— Start of Listed records —

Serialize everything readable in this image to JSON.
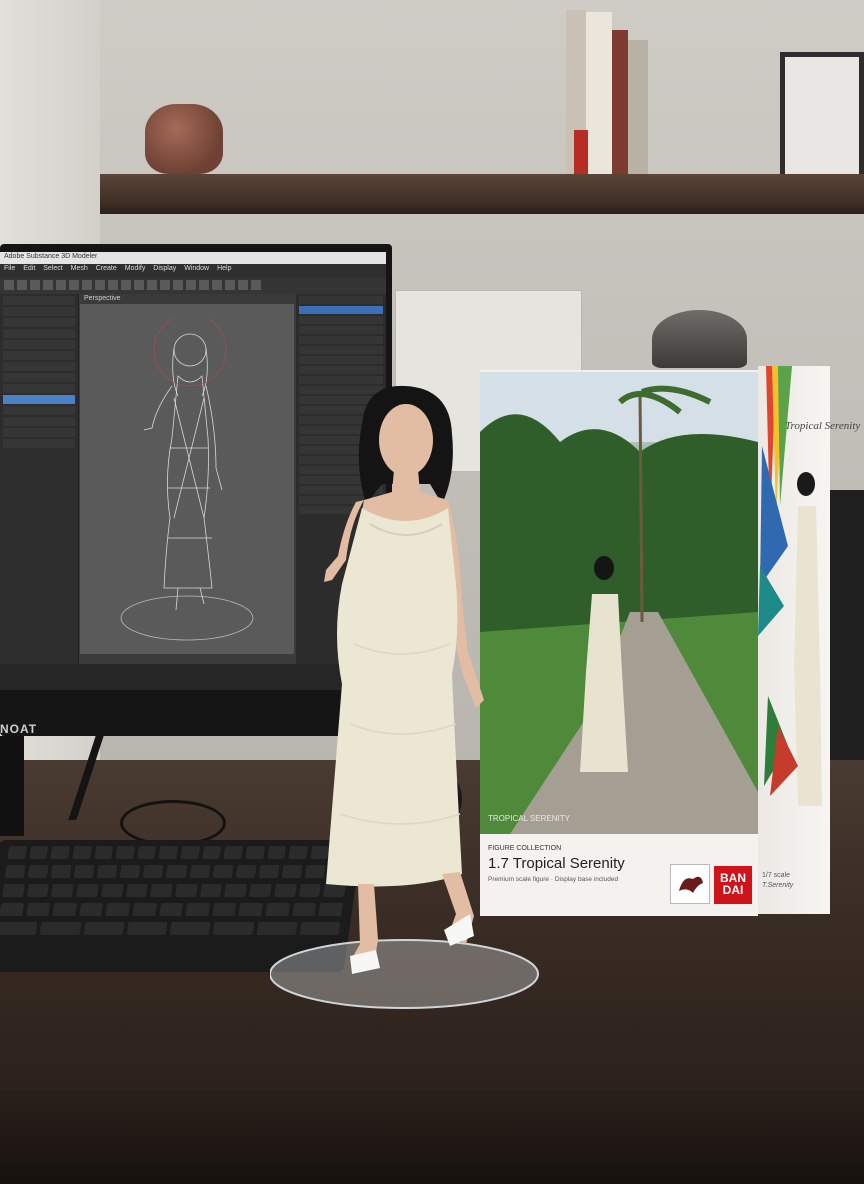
{
  "scene": {
    "description_type": "photo of a figurine on a desk beside a monitor and its retail box",
    "colors": {
      "wall": "#c6c3bd",
      "desk": "#3a2d25",
      "shelf": "#3f2f25",
      "bandai_red": "#d0121b",
      "dress": "#ece7d3",
      "hair": "#141414"
    }
  },
  "monitor": {
    "brand": "NOAT",
    "app": {
      "titlebar": "Adobe Substance 3D Modeler",
      "menu": [
        "File",
        "Edit",
        "Select",
        "Mesh",
        "Create",
        "Modify",
        "Display",
        "Window",
        "Help"
      ],
      "left_panel_rows": 14,
      "viewport_label": "Perspective",
      "right_panel_rows": 22
    }
  },
  "box": {
    "subtitle": "FIGURE COLLECTION",
    "title": "1.7 Tropical Serenity",
    "description": "Premium scale figure · Display base included",
    "photo_overlay": "TROPICAL SERENITY",
    "side_title": "Tropical Serenity",
    "side_footer": "1/7 scale",
    "side_footer2": "T.Serenity",
    "brand_logo": "BAN DAI",
    "brand_logo_line1": "BAN",
    "brand_logo_line2": "DAI"
  },
  "icons": [
    "bandai-logo-icon",
    "bird-logo-icon"
  ]
}
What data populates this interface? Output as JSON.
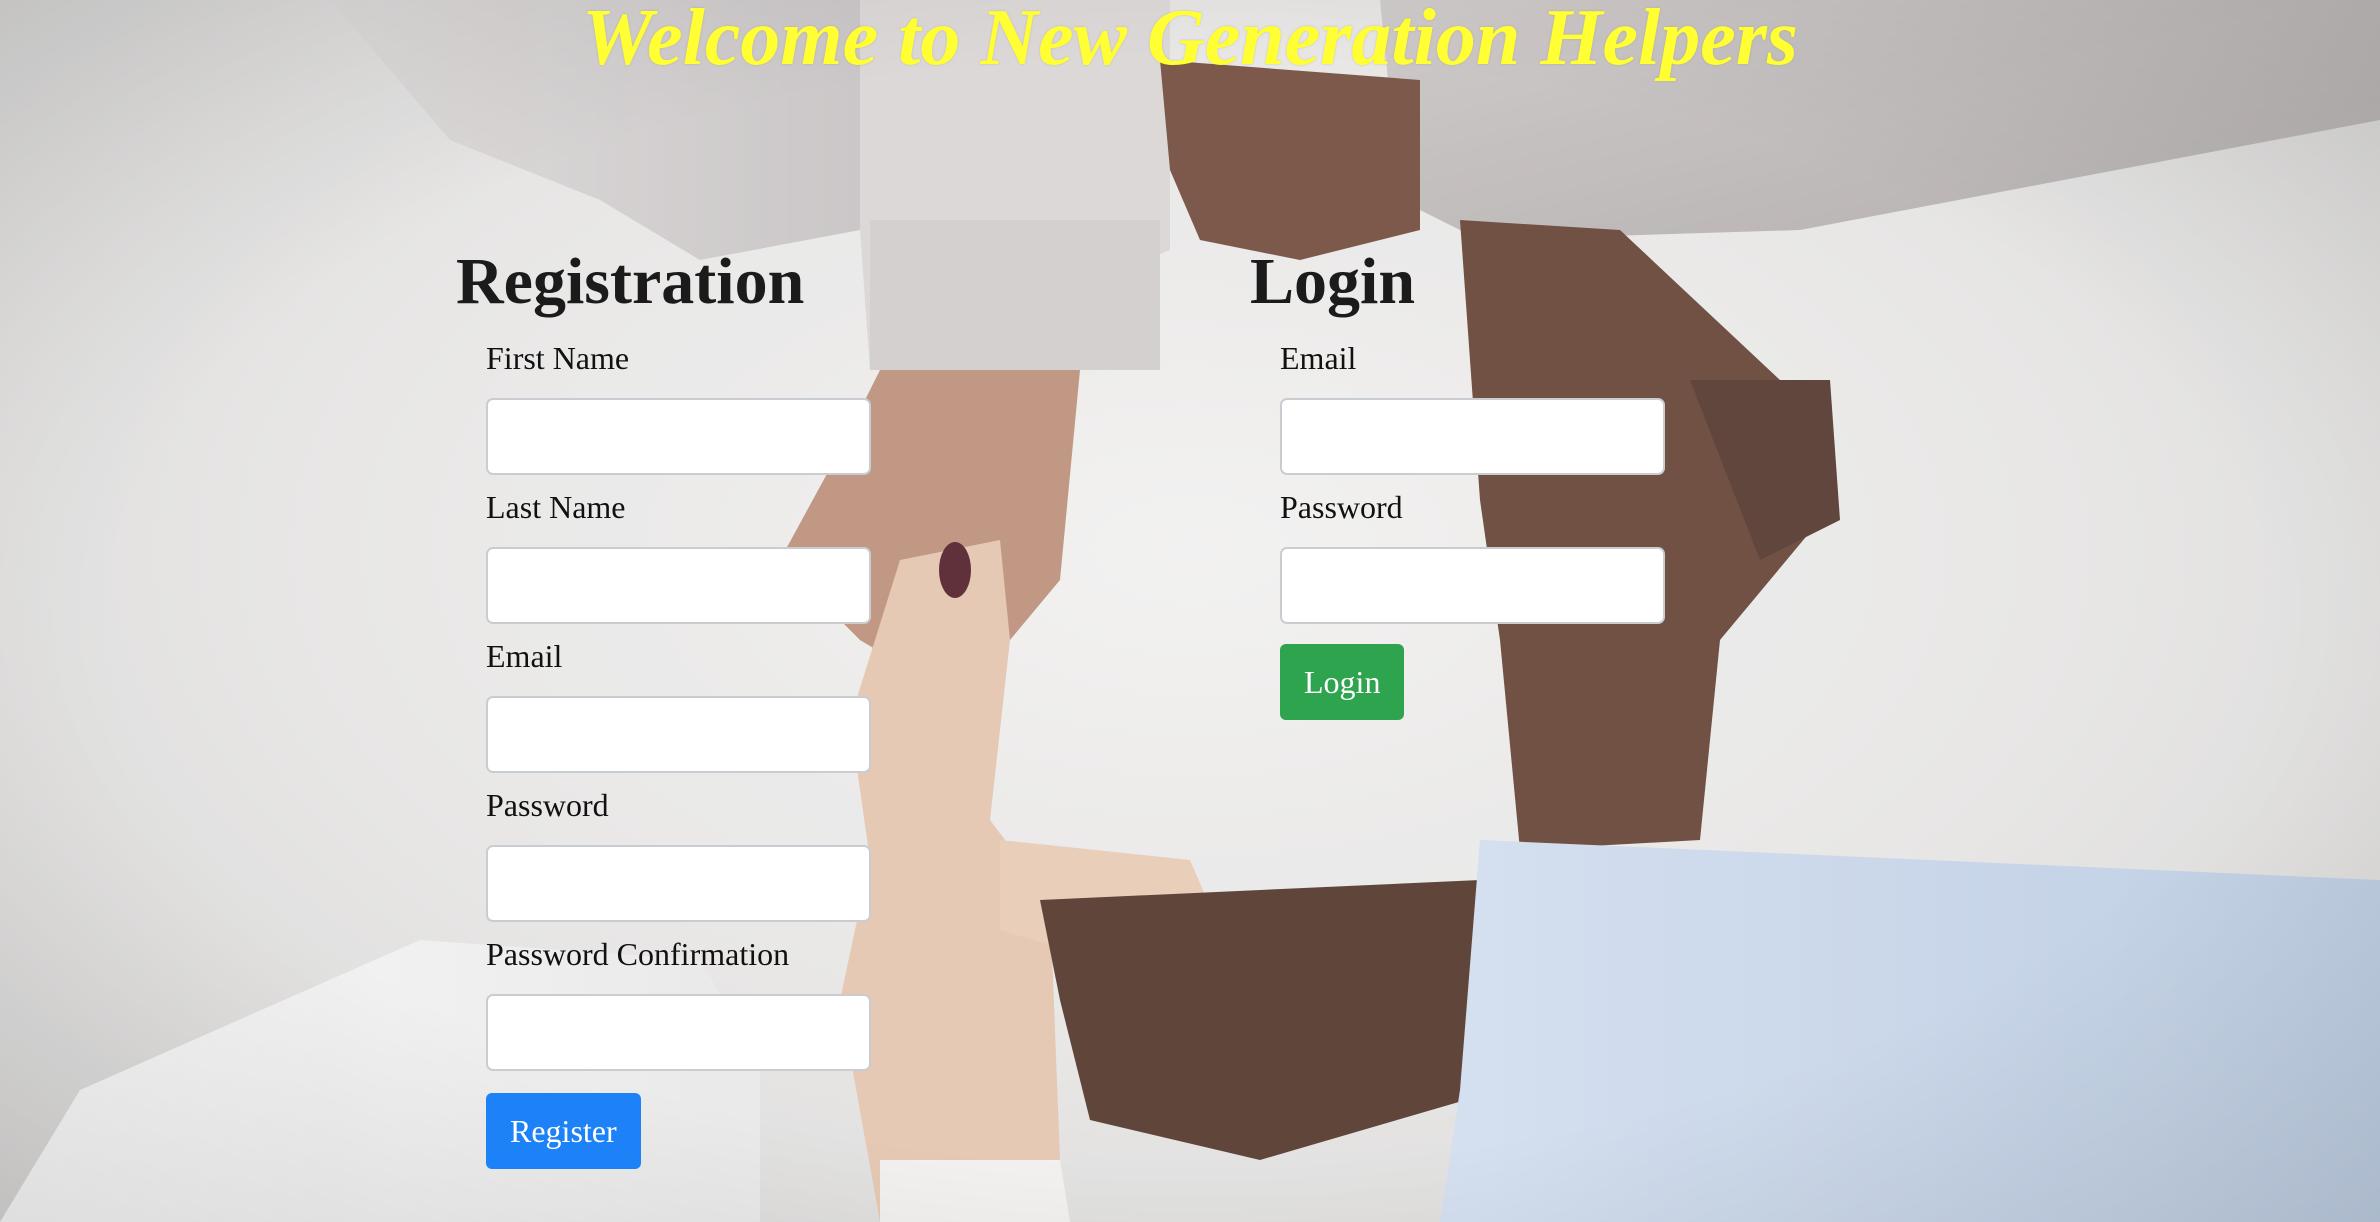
{
  "page": {
    "title": "Welcome to New Generation Helpers",
    "title_color": "#ffff33",
    "background_image": "four diverse hands interlocking at the wrists on a light grey backdrop"
  },
  "registration": {
    "heading": "Registration",
    "fields": [
      {
        "label": "First Name",
        "value": "",
        "placeholder": ""
      },
      {
        "label": "Last Name",
        "value": "",
        "placeholder": ""
      },
      {
        "label": "Email",
        "value": "",
        "placeholder": ""
      },
      {
        "label": "Password",
        "value": "",
        "placeholder": ""
      },
      {
        "label": "Password Confirmation",
        "value": "",
        "placeholder": ""
      }
    ],
    "submit_label": "Register",
    "submit_color": "#1d82f7"
  },
  "login": {
    "heading": "Login",
    "fields": [
      {
        "label": "Email",
        "value": "",
        "placeholder": ""
      },
      {
        "label": "Password",
        "value": "",
        "placeholder": ""
      }
    ],
    "submit_label": "Login",
    "submit_color": "#2ea44f"
  }
}
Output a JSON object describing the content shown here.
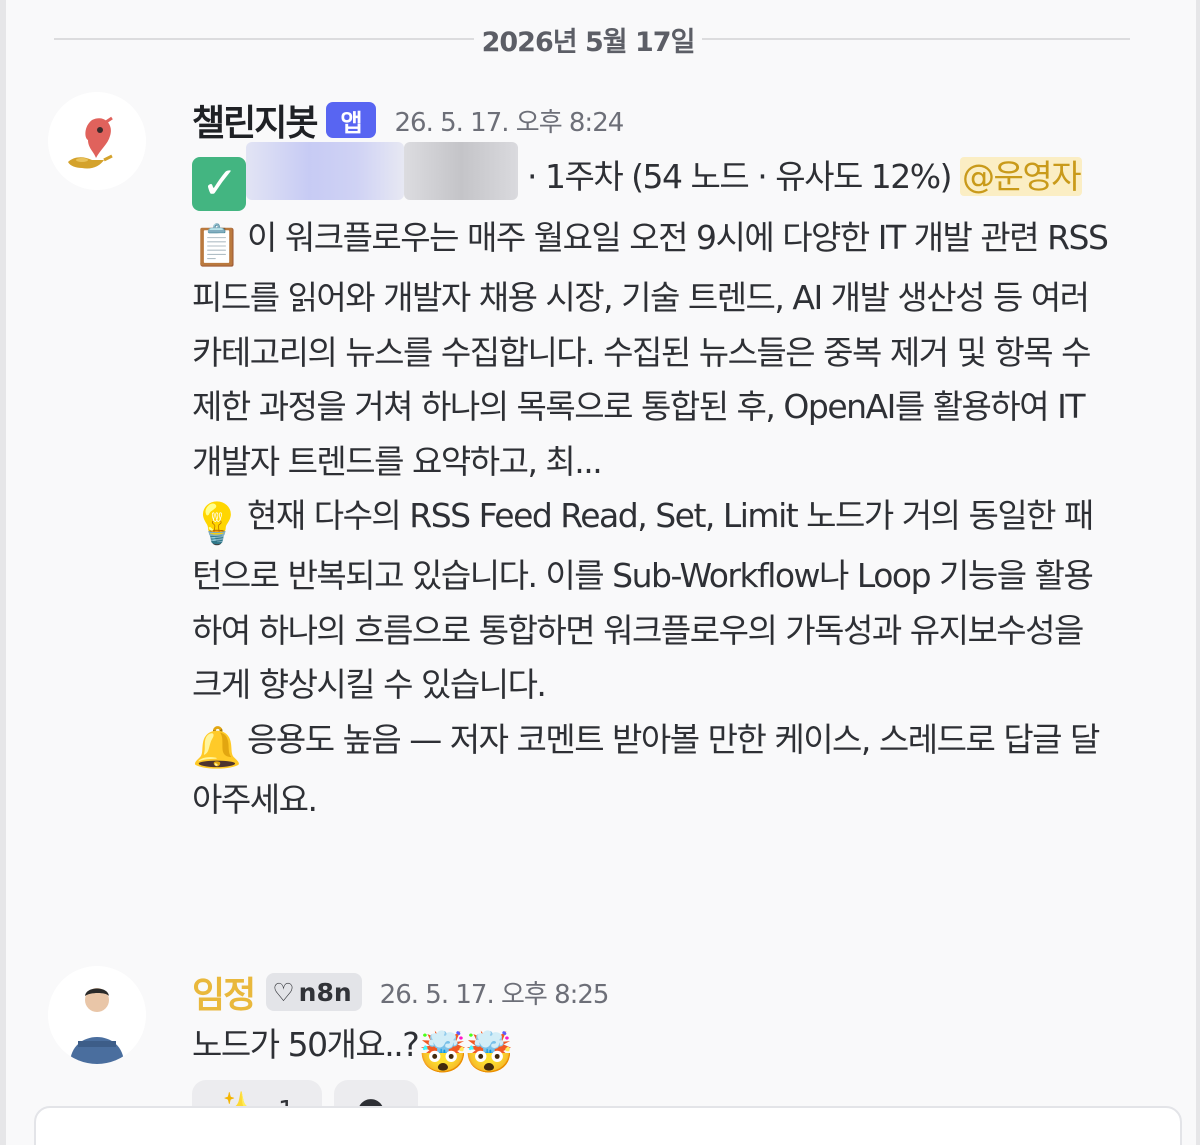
{
  "date_divider": "2026년 5월 17일",
  "message1": {
    "username": "챌린지봇",
    "badge": "앱",
    "timestamp": "26. 5. 17. 오후 8:24",
    "check_emoji": "✓",
    "line1_rest": "· 1주차 (54 노드 · 유사도 12%)",
    "mention": "@운영자",
    "clipboard_emoji": "📋",
    "summary": "이 워크플로우는 매주 월요일 오전 9시에 다양한 IT 개발 관련 RSS 피드를 읽어와 개발자 채용 시장, 기술 트렌드, AI 개발 생산성 등 여러 카테고리의 뉴스를 수집합니다. 수집된 뉴스들은 중복 제거 및 항목 수 제한 과정을 거쳐 하나의 목록으로 통합된 후, OpenAI를 활용하여 IT 개발자 트렌드를 요약하고, 최...",
    "bulb_emoji": "💡",
    "tip": "현재 다수의 RSS Feed Read, Set, Limit 노드가 거의 동일한 패턴으로 반복되고 있습니다. 이를 Sub-Workflow나 Loop 기능을 활용하여 하나의 흐름으로 통합하면 워크플로우의 가독성과 유지보수성을 크게 향상시킬 수 있습니다.",
    "bell_emoji": "🔔",
    "notice": "응용도 높음 — 저자 코멘트 받아볼 만한 케이스, 스레드로 답글 달아주세요."
  },
  "message2": {
    "username": "임정",
    "role_badge": "n8n",
    "role_heart": "♡",
    "timestamp": "26. 5. 17. 오후 8:25",
    "text": "노드가 50개요..?",
    "emoji_1": "🤯",
    "emoji_2": "🤯",
    "reactions": [
      {
        "glyph": "✨",
        "count": "1"
      },
      {
        "glyph": "●",
        "count": ""
      }
    ]
  },
  "colors": {
    "app_badge": "#5865f2",
    "mention_bg": "#fbeec4",
    "mention_text": "#c99a1a",
    "username2": "#e9b83c",
    "check": "#43b581"
  }
}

— End of Listed records —

Repeat the material above verbatim. Leave the pictures behind.

Serialize everything readable in this image to JSON.
{
  "scene": {
    "description_type": "photo of a figurine on a desk beside a monitor and its retail box",
    "colors": {
      "wall": "#c6c3bd",
      "desk": "#3a2d25",
      "shelf": "#3f2f25",
      "bandai_red": "#d0121b",
      "dress": "#ece7d3",
      "hair": "#141414"
    }
  },
  "monitor": {
    "brand": "NOAT",
    "app": {
      "titlebar": "Adobe Substance 3D Modeler",
      "menu": [
        "File",
        "Edit",
        "Select",
        "Mesh",
        "Create",
        "Modify",
        "Display",
        "Window",
        "Help"
      ],
      "left_panel_rows": 14,
      "viewport_label": "Perspective",
      "right_panel_rows": 22
    }
  },
  "box": {
    "subtitle": "FIGURE COLLECTION",
    "title": "1.7 Tropical Serenity",
    "description": "Premium scale figure · Display base included",
    "photo_overlay": "TROPICAL SERENITY",
    "side_title": "Tropical Serenity",
    "side_footer": "1/7 scale",
    "side_footer2": "T.Serenity",
    "brand_logo": "BAN DAI",
    "brand_logo_line1": "BAN",
    "brand_logo_line2": "DAI"
  },
  "icons": [
    "bandai-logo-icon",
    "bird-logo-icon"
  ]
}
What data populates this interface? Output as JSON.
{
  "page": {
    "title": "Welcome to New Generation Helpers",
    "title_color": "#ffff33",
    "background_image": "four diverse hands interlocking at the wrists on a light grey backdrop"
  },
  "registration": {
    "heading": "Registration",
    "fields": [
      {
        "label": "First Name",
        "value": "",
        "placeholder": ""
      },
      {
        "label": "Last Name",
        "value": "",
        "placeholder": ""
      },
      {
        "label": "Email",
        "value": "",
        "placeholder": ""
      },
      {
        "label": "Password",
        "value": "",
        "placeholder": ""
      },
      {
        "label": "Password Confirmation",
        "value": "",
        "placeholder": ""
      }
    ],
    "submit_label": "Register",
    "submit_color": "#1d82f7"
  },
  "login": {
    "heading": "Login",
    "fields": [
      {
        "label": "Email",
        "value": "",
        "placeholder": ""
      },
      {
        "label": "Password",
        "value": "",
        "placeholder": ""
      }
    ],
    "submit_label": "Login",
    "submit_color": "#2ea44f"
  }
}
Output a JSON object describing the content shown here.
{
  "date_divider": "2026년 5월 17일",
  "message1": {
    "username": "챌린지봇",
    "badge": "앱",
    "timestamp": "26. 5. 17. 오후 8:24",
    "check_emoji": "✓",
    "line1_rest": "· 1주차 (54 노드 · 유사도 12%)",
    "mention": "@운영자",
    "clipboard_emoji": "📋",
    "summary": "이 워크플로우는 매주 월요일 오전 9시에 다양한 IT 개발 관련 RSS 피드를 읽어와 개발자 채용 시장, 기술 트렌드, AI 개발 생산성 등 여러 카테고리의 뉴스를 수집합니다. 수집된 뉴스들은 중복 제거 및 항목 수 제한 과정을 거쳐 하나의 목록으로 통합된 후, OpenAI를 활용하여 IT 개발자 트렌드를 요약하고, 최...",
    "bulb_emoji": "💡",
    "tip": "현재 다수의 RSS Feed Read, Set, Limit 노드가 거의 동일한 패턴으로 반복되고 있습니다. 이를 Sub-Workflow나 Loop 기능을 활용하여 하나의 흐름으로 통합하면 워크플로우의 가독성과 유지보수성을 크게 향상시킬 수 있습니다.",
    "bell_emoji": "🔔",
    "notice": "응용도 높음 — 저자 코멘트 받아볼 만한 케이스, 스레드로 답글 달아주세요."
  },
  "message2": {
    "username": "임정",
    "role_badge": "n8n",
    "role_heart": "♡",
    "timestamp": "26. 5. 17. 오후 8:25",
    "text": "노드가 50개요..?",
    "emoji_1": "🤯",
    "emoji_2": "🤯",
    "reactions": [
      {
        "glyph": "✨",
        "count": "1"
      },
      {
        "glyph": "●",
        "count": ""
      }
    ]
  },
  "colors": {
    "app_badge": "#5865f2",
    "mention_bg": "#fbeec4",
    "mention_text": "#c99a1a",
    "username2": "#e9b83c",
    "check": "#43b581"
  }
}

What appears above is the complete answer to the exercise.